__EXERCISE DETAILS__
Print all the records exactly, please.

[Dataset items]
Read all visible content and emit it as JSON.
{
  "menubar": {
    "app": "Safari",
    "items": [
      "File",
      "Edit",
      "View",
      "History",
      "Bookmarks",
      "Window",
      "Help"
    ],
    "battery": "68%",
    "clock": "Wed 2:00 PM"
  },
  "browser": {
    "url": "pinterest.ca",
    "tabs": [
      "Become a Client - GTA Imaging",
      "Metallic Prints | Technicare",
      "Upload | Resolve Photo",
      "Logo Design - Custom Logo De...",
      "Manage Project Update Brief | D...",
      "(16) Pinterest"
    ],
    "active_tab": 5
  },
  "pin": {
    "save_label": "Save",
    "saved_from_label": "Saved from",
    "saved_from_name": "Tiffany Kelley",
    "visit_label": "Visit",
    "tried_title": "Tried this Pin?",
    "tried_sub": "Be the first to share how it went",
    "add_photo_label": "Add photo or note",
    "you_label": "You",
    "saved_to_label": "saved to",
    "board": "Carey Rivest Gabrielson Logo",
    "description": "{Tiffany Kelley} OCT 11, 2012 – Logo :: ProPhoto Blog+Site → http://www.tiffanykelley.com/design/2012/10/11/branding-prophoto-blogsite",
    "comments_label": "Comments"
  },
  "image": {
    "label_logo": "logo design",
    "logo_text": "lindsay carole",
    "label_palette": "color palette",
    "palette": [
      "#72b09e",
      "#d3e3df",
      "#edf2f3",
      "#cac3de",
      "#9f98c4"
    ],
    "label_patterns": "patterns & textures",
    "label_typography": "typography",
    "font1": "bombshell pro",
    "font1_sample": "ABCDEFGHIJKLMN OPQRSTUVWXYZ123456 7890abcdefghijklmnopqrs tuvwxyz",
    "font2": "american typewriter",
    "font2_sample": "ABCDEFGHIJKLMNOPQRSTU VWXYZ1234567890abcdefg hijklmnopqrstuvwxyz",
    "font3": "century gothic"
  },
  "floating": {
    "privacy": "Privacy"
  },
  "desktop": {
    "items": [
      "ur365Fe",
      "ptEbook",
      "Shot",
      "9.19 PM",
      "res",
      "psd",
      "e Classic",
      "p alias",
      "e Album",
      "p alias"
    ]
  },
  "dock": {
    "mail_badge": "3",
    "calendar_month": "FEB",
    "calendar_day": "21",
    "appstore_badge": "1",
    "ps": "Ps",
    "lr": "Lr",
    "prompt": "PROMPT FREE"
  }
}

__ANSWER IN FULL__
Read all visible content and emit it as JSON.
{
  "menubar": {
    "app": "Safari",
    "items": [
      "File",
      "Edit",
      "View",
      "History",
      "Bookmarks",
      "Window",
      "Help"
    ],
    "battery": "68%",
    "clock": "Wed 2:00 PM"
  },
  "browser": {
    "url": "pinterest.ca",
    "tabs": [
      "Become a Client - GTA Imaging",
      "Metallic Prints | Technicare",
      "Upload | Resolve Photo",
      "Logo Design - Custom Logo De...",
      "Manage Project Update Brief | D...",
      "(16) Pinterest"
    ],
    "active_tab": 5
  },
  "pin": {
    "save_label": "Save",
    "saved_from_label": "Saved from",
    "saved_from_name": "Tiffany Kelley",
    "visit_label": "Visit",
    "tried_title": "Tried this Pin?",
    "tried_sub": "Be the first to share how it went",
    "add_photo_label": "Add photo or note",
    "you_label": "You",
    "saved_to_label": "saved to",
    "board": "Carey Rivest Gabrielson Logo",
    "description": "{Tiffany Kelley} OCT 11, 2012 – Logo :: ProPhoto Blog+Site → http://www.tiffanykelley.com/design/2012/10/11/branding-prophoto-blogsite",
    "comments_label": "Comments"
  },
  "image": {
    "label_logo": "logo design",
    "logo_text": "lindsay carole",
    "label_palette": "color palette",
    "palette": [
      "#72b09e",
      "#d3e3df",
      "#edf2f3",
      "#cac3de",
      "#9f98c4"
    ],
    "label_patterns": "patterns & textures",
    "label_typography": "typography",
    "font1": "bombshell pro",
    "font1_sample": "ABCDEFGHIJKLMN OPQRSTUVWXYZ123456 7890abcdefghijklmnopqrs tuvwxyz",
    "font2": "american typewriter",
    "font2_sample": "ABCDEFGHIJKLMNOPQRSTU VWXYZ1234567890abcdefg hijklmnopqrstuvwxyz",
    "font3": "century gothic"
  },
  "floating": {
    "privacy": "Privacy"
  },
  "desktop": {
    "items": [
      "ur365Fe",
      "ptEbook",
      "Shot",
      "9.19 PM",
      "res",
      "psd",
      "e Classic",
      "p alias",
      "e Album",
      "p alias"
    ]
  },
  "dock": {
    "mail_badge": "3",
    "calendar_month": "FEB",
    "calendar_day": "21",
    "appstore_badge": "1",
    "ps": "Ps",
    "lr": "Lr",
    "prompt": "PROMPT FREE"
  }
}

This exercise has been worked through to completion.